* _TASK BRIEF_:
Below are records to repeat exactly. Omit the pictures from the copy.

======== RECORDS SUPPLIED

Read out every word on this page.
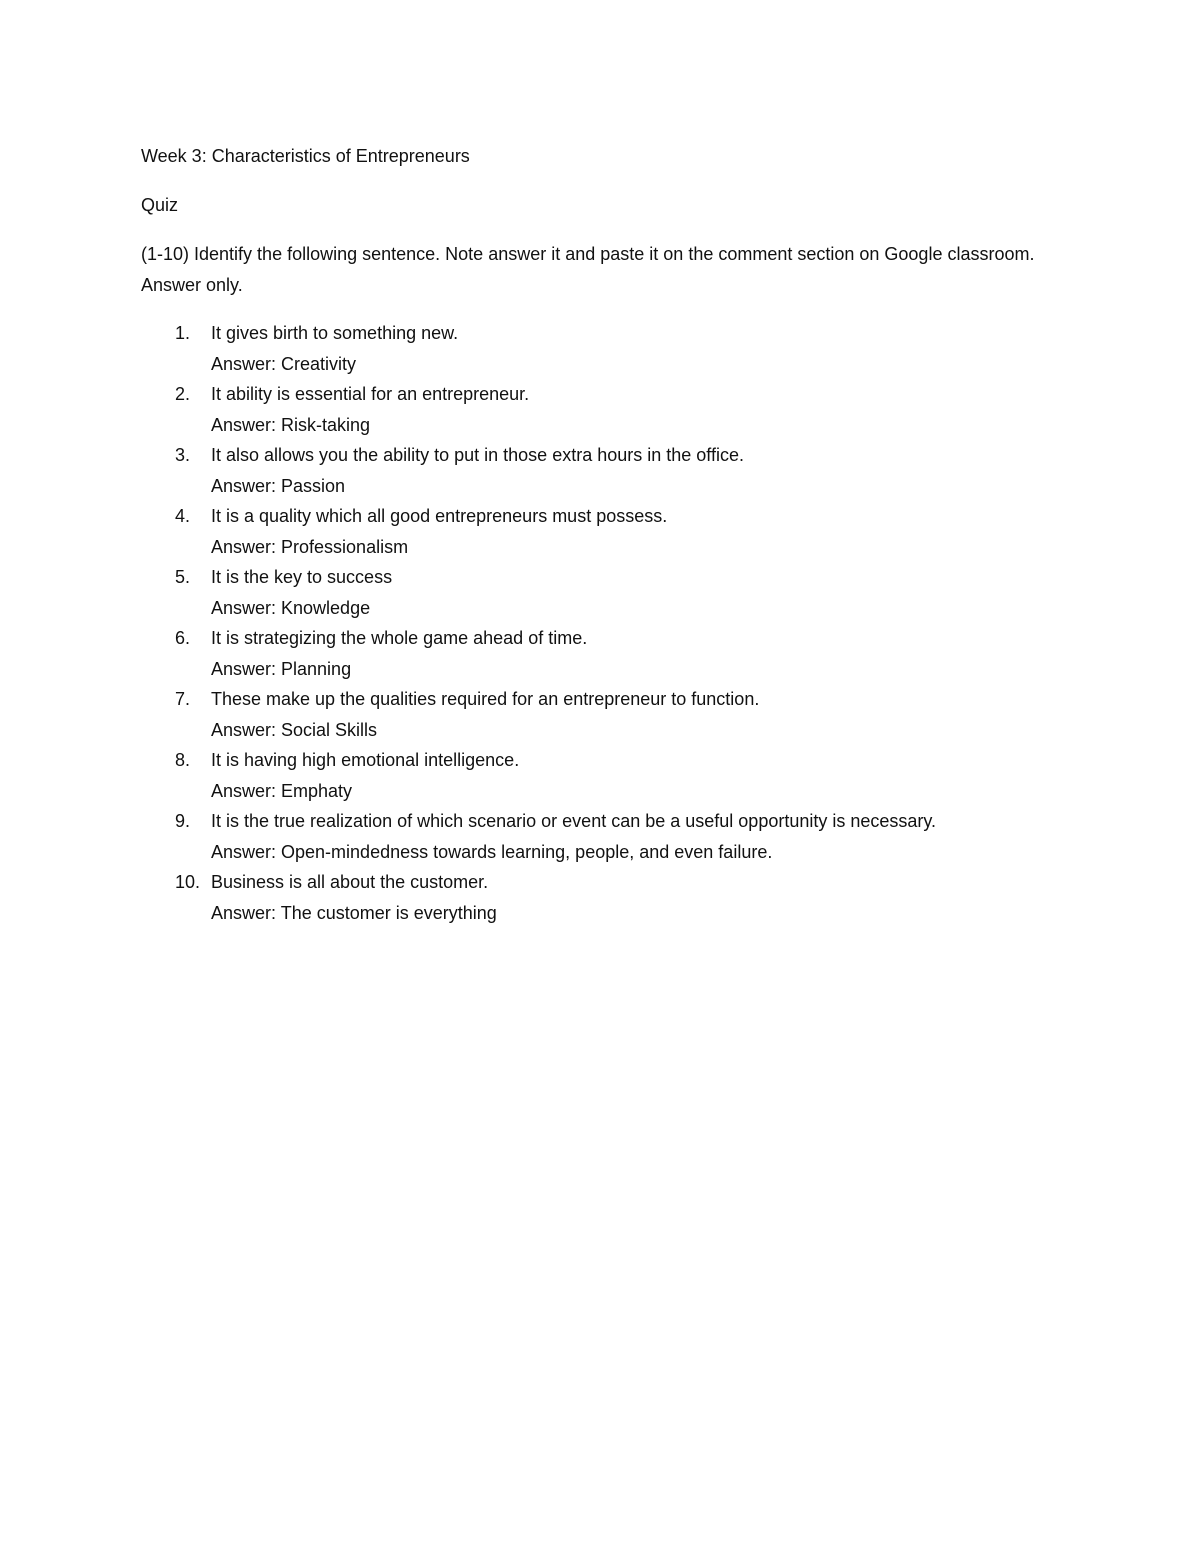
Week 3: Characteristics of Entrepreneurs

Quiz

(1-10) Identify the following sentence. Note answer it and paste it on the comment section on Google classroom. Answer only.

1.	It gives birth to something new.
Answer: Creativity
2.	It ability is essential for an entrepreneur.
Answer: Risk-taking
3.	It also allows you the ability to put in those extra hours in the office.
Answer: Passion
4.	It is a quality which all good entrepreneurs must possess.
Answer: Professionalism
5.	It is the key to success
Answer: Knowledge
6.	It is strategizing the whole game ahead of time.
Answer: Planning
7.	These make up the qualities required for an entrepreneur to function.
Answer: Social Skills
8.	It is having high emotional intelligence.
Answer: Emphaty
9.	It is the true realization of which scenario or event can be a useful opportunity is necessary.
Answer: Open-mindedness towards learning, people, and even failure.
10. Business is all about the customer.
Answer: The customer is everything
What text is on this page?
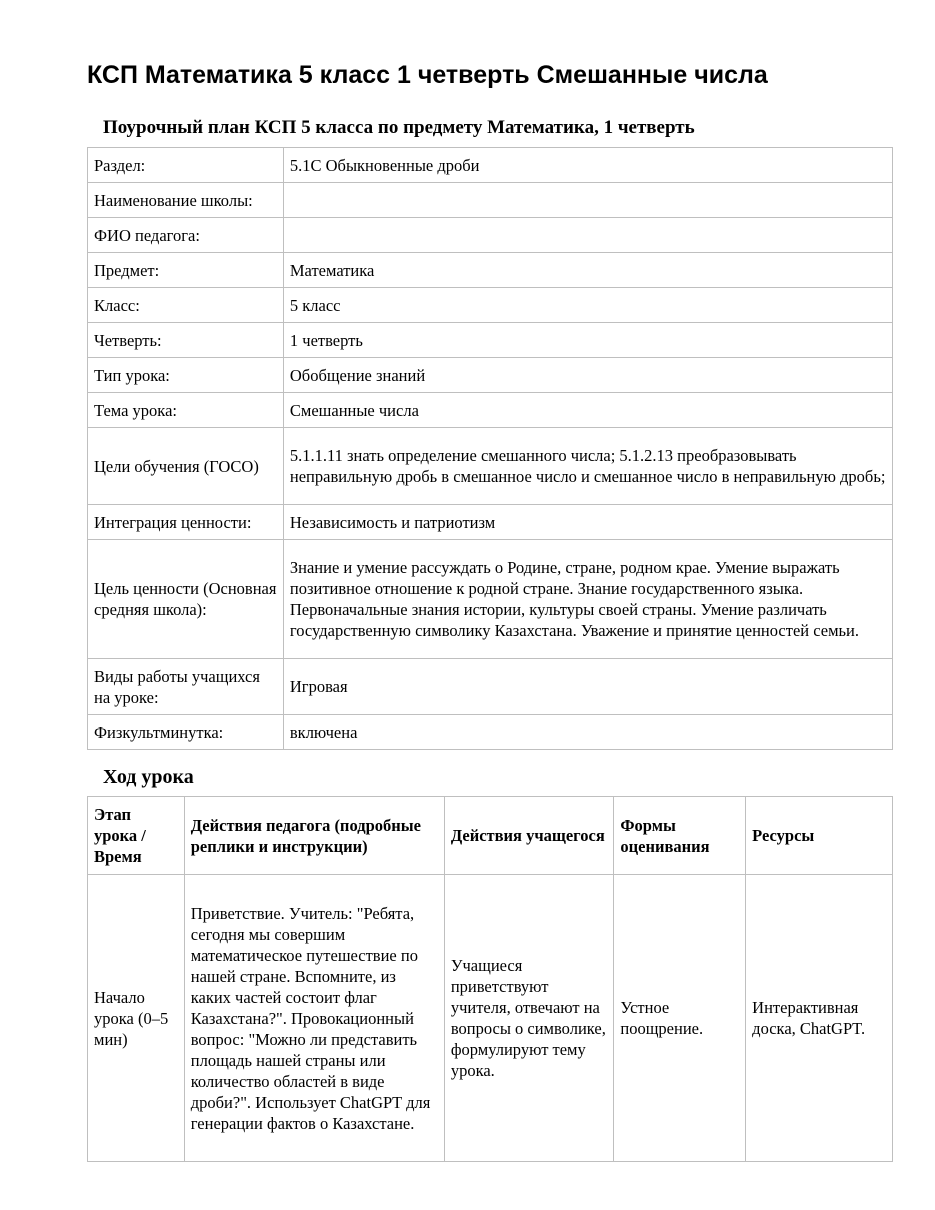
КСП Математика 5 класс 1 четверть Смешанные числа
Поурочный план КСП 5 класса по предмету Математика, 1 четверть
Раздел:	5.1С Обыкновенные дроби
Наименование школы:	
ФИО педагога:	
Предмет:	Математика
Класс:	5 класс
Четверть:	1 четверть
Тип урока:	Обобщение знаний
Тема урока:	Смешанные числа
Цели обучения (ГОСО)	5.1.1.11 знать определение смешанного числа; 5.1.2.13 преобразовывать неправильную дробь в смешанное число и смешанное число в неправильную дробь;
Интеграция ценности:	Независимость и патриотизм
Цель ценности (Основная средняя школа):	Знание и умение рассуждать о Родине, стране, родном крае. Умение выражать позитивное отношение к родной стране. Знание государственного языка. Первоначальные знания истории, культуры своей страны. Умение различать государственную символику Казахстана. Уважение и принятие ценностей семьи.
Виды работы учащихся на уроке:	Игровая
Физкультминутка:	включена
Ход урока
Этап урока / Время	Действия педагога (подробные реплики и инструкции)	Действия учащегося	Формы оценивания	Ресурсы
Начало урока (0–5 мин)	Приветствие. Учитель: "Ребята, сегодня мы совершим математическое путешествие по нашей стране. Вспомните, из каких частей состоит флаг Казахстана?". Провокационный вопрос: "Можно ли представить площадь нашей страны или количество областей в виде дроби?". Использует ChatGPT для генерации фактов о Казахстане.	Учащиеся приветствуют учителя, отвечают на вопросы о символике, формулируют тему урока.	Устное поощрение.	Интерактивная доска, ChatGPT.
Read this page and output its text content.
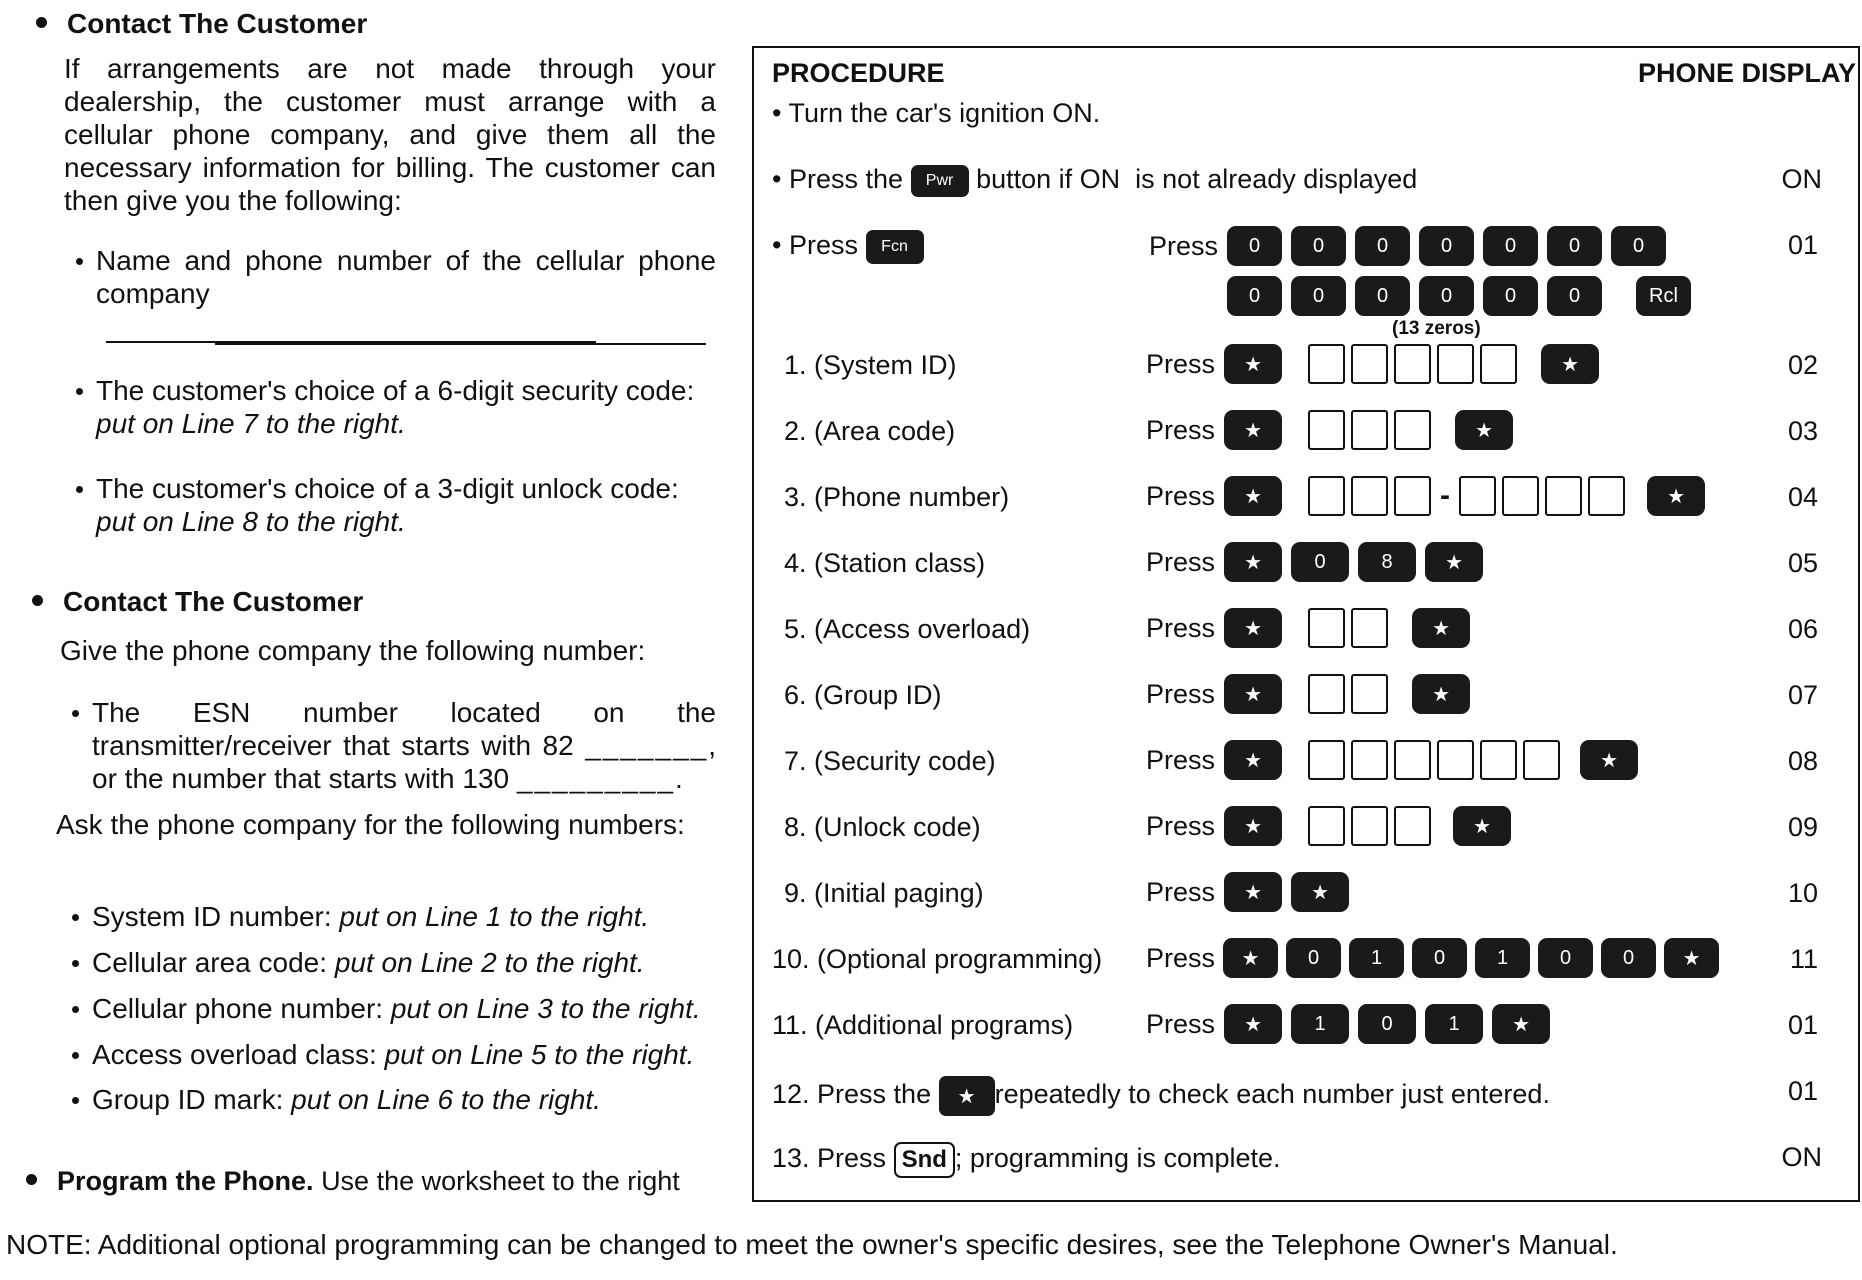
Contact The Customer
If arrangements are not made through your dealership, the customer must arrange with a cellular phone company, and give them all the necessary information for billing. The customer can then give you the following:
Name and phone number of the cellular phone company
The customer's choice of a 6-digit security code:
put on Line 7 to the right.
The customer's choice of a 3-digit unlock code:
put on Line 8 to the right.
Contact The Customer
Give the phone company the following number:
The ESN number located on the transmitter/receiver that starts with 82 _______, or the number that starts with 130 _________.
Ask the phone company for the following numbers:
System ID number: put on Line 1 to the right.
Cellular area code: put on Line 2 to the right.
Cellular phone number: put on Line 3 to the right.
Access overload class: put on Line 5 to the right.
Group ID mark: put on Line 6 to the right.
Program the Phone. Use the worksheet to the right
PROCEDURE	PHONE DISPLAY
• Turn the car's ignition ON.
• Press the Pwr button if ON is not already displayed	ON
• Press Fcn	Press	0	0	0	0	0	0	0	01
0	0	0	0	0	0	Rcl
(13 zeros)
1. (System ID)	Press	★	★	02
2. (Area code)	Press	★	★	03
3. (Phone number)	Press	★	-	★	04
4. (Station class)	Press	★	0	8	★	05
5. (Access overload)	Press	★	★	06
6. (Group ID)	Press	★	★	07
7. (Security code)	Press	★	★	08
8. (Unlock code)	Press	★	★	09
9. (Initial paging)	Press	★	★	10
10. (Optional programming) Press	★	0	1	0	1	0	0	★	11
11. (Additional programs)	Press	★	1	0	1	★	01
12. Press the ★ repeatedly to check each number just entered.	01
13. Press Snd ; programming is complete.	ON
NOTE: Additional optional programming can be changed to meet the owner's specific desires, see the Telephone Owner's Manual.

================

* _OUTPUT FOR THIS EXERCISE_:
Read out every word on this page.
Week 3: Characteristics of Entrepreneurs

Quiz

(1-10) Identify the following sentence. Note answer it and paste it on the comment section on Google classroom. Answer only.

1.	It gives birth to something new.
Answer: Creativity
2.	It ability is essential for an entrepreneur.
Answer: Risk-taking
3.	It also allows you the ability to put in those extra hours in the office.
Answer: Passion
4.	It is a quality which all good entrepreneurs must possess.
Answer: Professionalism
5.	It is the key to success
Answer: Knowledge
6.	It is strategizing the whole game ahead of time.
Answer: Planning
7.	These make up the qualities required for an entrepreneur to function.
Answer: Social Skills
8.	It is having high emotional intelligence.
Answer: Emphaty
9.	It is the true realization of which scenario or event can be a useful opportunity is necessary.
Answer: Open-mindedness towards learning, people, and even failure.
10. Business is all about the customer.
Answer: The customer is everything
What text is on this page?
КСП Математика 5 класс 1 четверть Смешанные числа
Поурочный план КСП 5 класса по предмету Математика, 1 четверть
Раздел:	5.1С Обыкновенные дроби
Наименование школы:	
ФИО педагога:	
Предмет:	Математика
Класс:	5 класс
Четверть:	1 четверть
Тип урока:	Обобщение знаний
Тема урока:	Смешанные числа
Цели обучения (ГОСО)	5.1.1.11 знать определение смешанного числа; 5.1.2.13 преобразовывать неправильную дробь в смешанное число и смешанное число в неправильную дробь;
Интеграция ценности:	Независимость и патриотизм
Цель ценности (Основная средняя школа):	Знание и умение рассуждать о Родине, стране, родном крае. Умение выражать позитивное отношение к родной стране. Знание государственного языка. Первоначальные знания истории, культуры своей страны. Умение различать государственную символику Казахстана. Уважение и принятие ценностей семьи.
Виды работы учащихся на уроке:	Игровая
Физкультминутка:	включена
Ход урока
Этап урока / Время	Действия педагога (подробные реплики и инструкции)	Действия учащегося	Формы оценивания	Ресурсы
Начало урока (0–5 мин)	Приветствие. Учитель: "Ребята, сегодня мы совершим математическое путешествие по нашей стране. Вспомните, из каких частей состоит флаг Казахстана?". Провокационный вопрос: "Можно ли представить площадь нашей страны или количество областей в виде дроби?". Использует ChatGPT для генерации фактов о Казахстане.	Учащиеся приветствуют учителя, отвечают на вопросы о символике, формулируют тему урока.	Устное поощрение.	Интерактивная доска, ChatGPT.
Read this page and output its text content.
Contact The Customer
If arrangements are not made through your dealership, the customer must arrange with a cellular phone company, and give them all the necessary information for billing. The customer can then give you the following:
Name and phone number of the cellular phone company
The customer's choice of a 6-digit security code:
put on Line 7 to the right.
The customer's choice of a 3-digit unlock code:
put on Line 8 to the right.
Contact The Customer
Give the phone company the following number:
The ESN number located on the transmitter/receiver that starts with 82 _______, or the number that starts with 130 _________.
Ask the phone company for the following numbers:
System ID number: put on Line 1 to the right.
Cellular area code: put on Line 2 to the right.
Cellular phone number: put on Line 3 to the right.
Access overload class: put on Line 5 to the right.
Group ID mark: put on Line 6 to the right.
Program the Phone. Use the worksheet to the right
PROCEDURE	PHONE DISPLAY
• Turn the car's ignition ON.
• Press the Pwr button if ON is not already displayed	ON
• Press Fcn	Press	0	0	0	0	0	0	0	01
0	0	0	0	0	0	Rcl
(13 zeros)
1. (System ID)	Press	★	★	02
2. (Area code)	Press	★	★	03
3. (Phone number)	Press	★	-	★	04
4. (Station class)	Press	★	0	8	★	05
5. (Access overload)	Press	★	★	06
6. (Group ID)	Press	★	★	07
7. (Security code)	Press	★	★	08
8. (Unlock code)	Press	★	★	09
9. (Initial paging)	Press	★	★	10
10. (Optional programming) Press	★	0	1	0	1	0	0	★	11
11. (Additional programs)	Press	★	1	0	1	★	01
12. Press the ★ repeatedly to check each number just entered.	01
13. Press Snd ; programming is complete.	ON
NOTE: Additional optional programming can be changed to meet the owner's specific desires, see the Telephone Owner's Manual.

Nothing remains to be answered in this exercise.